**Data excerpts:**
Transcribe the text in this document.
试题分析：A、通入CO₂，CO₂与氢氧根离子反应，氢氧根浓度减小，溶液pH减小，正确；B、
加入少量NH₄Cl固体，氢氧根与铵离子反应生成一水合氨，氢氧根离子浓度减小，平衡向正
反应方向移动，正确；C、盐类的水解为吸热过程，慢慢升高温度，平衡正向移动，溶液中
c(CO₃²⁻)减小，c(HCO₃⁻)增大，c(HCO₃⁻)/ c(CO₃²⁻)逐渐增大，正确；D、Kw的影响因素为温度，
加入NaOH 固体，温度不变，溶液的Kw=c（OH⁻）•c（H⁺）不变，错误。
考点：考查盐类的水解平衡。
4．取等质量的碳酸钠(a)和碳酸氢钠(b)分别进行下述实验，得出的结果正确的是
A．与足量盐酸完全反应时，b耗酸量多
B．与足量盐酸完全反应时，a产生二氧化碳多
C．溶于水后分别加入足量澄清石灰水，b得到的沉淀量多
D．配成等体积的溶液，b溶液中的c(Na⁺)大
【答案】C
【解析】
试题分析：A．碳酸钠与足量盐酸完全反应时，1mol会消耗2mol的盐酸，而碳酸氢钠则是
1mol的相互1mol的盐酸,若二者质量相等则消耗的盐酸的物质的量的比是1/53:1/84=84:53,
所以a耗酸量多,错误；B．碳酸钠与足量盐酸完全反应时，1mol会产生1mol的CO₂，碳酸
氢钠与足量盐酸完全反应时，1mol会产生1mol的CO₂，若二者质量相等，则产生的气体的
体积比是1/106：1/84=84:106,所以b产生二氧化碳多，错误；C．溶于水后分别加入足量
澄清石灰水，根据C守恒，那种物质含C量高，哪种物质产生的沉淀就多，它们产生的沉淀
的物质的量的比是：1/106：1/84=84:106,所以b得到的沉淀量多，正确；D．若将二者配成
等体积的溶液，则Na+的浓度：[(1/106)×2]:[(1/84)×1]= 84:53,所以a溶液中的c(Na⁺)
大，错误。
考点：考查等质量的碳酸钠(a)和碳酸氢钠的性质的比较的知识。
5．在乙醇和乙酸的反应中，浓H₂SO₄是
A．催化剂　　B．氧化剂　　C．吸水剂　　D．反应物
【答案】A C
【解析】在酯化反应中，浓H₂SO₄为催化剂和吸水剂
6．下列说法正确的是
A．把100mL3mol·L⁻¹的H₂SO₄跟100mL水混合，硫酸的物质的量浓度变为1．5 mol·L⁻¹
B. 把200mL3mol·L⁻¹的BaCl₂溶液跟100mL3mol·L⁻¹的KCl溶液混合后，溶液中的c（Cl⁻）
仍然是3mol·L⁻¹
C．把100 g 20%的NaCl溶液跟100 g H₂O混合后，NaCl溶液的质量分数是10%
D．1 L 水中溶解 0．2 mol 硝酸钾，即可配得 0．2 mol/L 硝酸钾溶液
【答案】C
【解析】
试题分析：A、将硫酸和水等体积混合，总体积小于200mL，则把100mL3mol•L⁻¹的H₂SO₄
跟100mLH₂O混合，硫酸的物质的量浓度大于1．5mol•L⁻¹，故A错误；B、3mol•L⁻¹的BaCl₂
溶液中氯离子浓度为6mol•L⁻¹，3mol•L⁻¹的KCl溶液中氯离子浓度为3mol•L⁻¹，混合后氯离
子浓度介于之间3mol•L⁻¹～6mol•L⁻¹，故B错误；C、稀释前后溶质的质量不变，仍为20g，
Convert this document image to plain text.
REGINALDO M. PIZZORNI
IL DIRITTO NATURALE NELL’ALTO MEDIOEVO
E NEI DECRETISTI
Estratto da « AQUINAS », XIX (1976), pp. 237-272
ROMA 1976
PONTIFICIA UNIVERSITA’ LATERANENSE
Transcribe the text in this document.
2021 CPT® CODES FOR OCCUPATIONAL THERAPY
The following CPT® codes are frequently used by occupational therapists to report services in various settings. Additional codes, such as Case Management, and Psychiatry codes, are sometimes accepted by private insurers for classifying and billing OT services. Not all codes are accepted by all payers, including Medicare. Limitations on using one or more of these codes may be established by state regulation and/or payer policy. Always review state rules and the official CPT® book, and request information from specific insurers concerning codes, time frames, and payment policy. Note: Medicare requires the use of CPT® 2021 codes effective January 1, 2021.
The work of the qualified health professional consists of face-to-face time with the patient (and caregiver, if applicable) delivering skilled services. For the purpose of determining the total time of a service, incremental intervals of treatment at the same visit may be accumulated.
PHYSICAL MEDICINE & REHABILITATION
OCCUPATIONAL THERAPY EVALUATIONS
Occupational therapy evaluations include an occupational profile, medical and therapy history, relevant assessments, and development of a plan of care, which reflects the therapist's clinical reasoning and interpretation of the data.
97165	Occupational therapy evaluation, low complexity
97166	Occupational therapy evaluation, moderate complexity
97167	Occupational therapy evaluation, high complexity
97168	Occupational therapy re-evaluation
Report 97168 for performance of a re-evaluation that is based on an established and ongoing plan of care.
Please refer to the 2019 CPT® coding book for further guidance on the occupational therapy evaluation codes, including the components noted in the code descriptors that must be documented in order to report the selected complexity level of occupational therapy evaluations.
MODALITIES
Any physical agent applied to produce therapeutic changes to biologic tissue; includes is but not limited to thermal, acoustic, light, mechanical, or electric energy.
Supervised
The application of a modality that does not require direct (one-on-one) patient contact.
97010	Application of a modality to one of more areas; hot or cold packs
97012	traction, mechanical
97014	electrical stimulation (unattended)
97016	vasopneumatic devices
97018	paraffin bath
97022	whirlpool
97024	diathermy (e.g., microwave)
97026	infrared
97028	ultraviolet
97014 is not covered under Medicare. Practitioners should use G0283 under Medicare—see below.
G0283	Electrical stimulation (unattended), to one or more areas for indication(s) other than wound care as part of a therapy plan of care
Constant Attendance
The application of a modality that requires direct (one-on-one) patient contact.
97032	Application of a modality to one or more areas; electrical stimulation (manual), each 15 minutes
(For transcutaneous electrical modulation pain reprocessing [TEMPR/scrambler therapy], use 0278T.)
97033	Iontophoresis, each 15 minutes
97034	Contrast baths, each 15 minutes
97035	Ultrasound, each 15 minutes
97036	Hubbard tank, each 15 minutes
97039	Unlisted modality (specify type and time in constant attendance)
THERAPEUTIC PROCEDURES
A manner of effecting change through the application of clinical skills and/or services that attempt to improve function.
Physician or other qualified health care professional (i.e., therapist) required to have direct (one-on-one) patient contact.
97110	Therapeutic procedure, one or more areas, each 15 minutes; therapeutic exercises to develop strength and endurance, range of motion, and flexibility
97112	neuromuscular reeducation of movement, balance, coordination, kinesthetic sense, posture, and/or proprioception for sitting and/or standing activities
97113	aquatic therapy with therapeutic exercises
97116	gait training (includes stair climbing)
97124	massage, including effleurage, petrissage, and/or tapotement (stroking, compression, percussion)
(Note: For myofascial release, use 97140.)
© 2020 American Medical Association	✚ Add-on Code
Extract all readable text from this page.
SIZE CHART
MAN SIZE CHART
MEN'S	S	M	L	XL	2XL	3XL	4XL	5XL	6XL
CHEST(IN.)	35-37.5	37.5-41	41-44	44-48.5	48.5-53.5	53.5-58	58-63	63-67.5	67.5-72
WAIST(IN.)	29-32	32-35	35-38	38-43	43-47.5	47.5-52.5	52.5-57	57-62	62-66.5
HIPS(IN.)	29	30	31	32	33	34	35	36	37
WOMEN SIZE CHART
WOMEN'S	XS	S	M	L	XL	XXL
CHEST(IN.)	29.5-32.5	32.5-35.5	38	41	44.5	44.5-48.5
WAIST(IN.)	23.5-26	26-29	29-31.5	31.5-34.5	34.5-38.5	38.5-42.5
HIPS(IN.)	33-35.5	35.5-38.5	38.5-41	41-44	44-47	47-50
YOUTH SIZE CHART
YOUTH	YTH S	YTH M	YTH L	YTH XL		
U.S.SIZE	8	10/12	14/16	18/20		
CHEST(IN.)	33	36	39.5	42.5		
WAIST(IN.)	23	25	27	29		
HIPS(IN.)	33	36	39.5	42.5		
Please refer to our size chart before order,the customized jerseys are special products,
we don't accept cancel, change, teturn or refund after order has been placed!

**What you will do:** Go through the material and copy out every line with "contact" in it.

**Written answer:**
The application of a modality that does not require direct (one-on-one) patient contact.
The application of a modality that requires direct (one-on-one) patient contact.
Physician or other qualified health care professional (i.e., therapist) required to have direct (one-on-one) patient contact.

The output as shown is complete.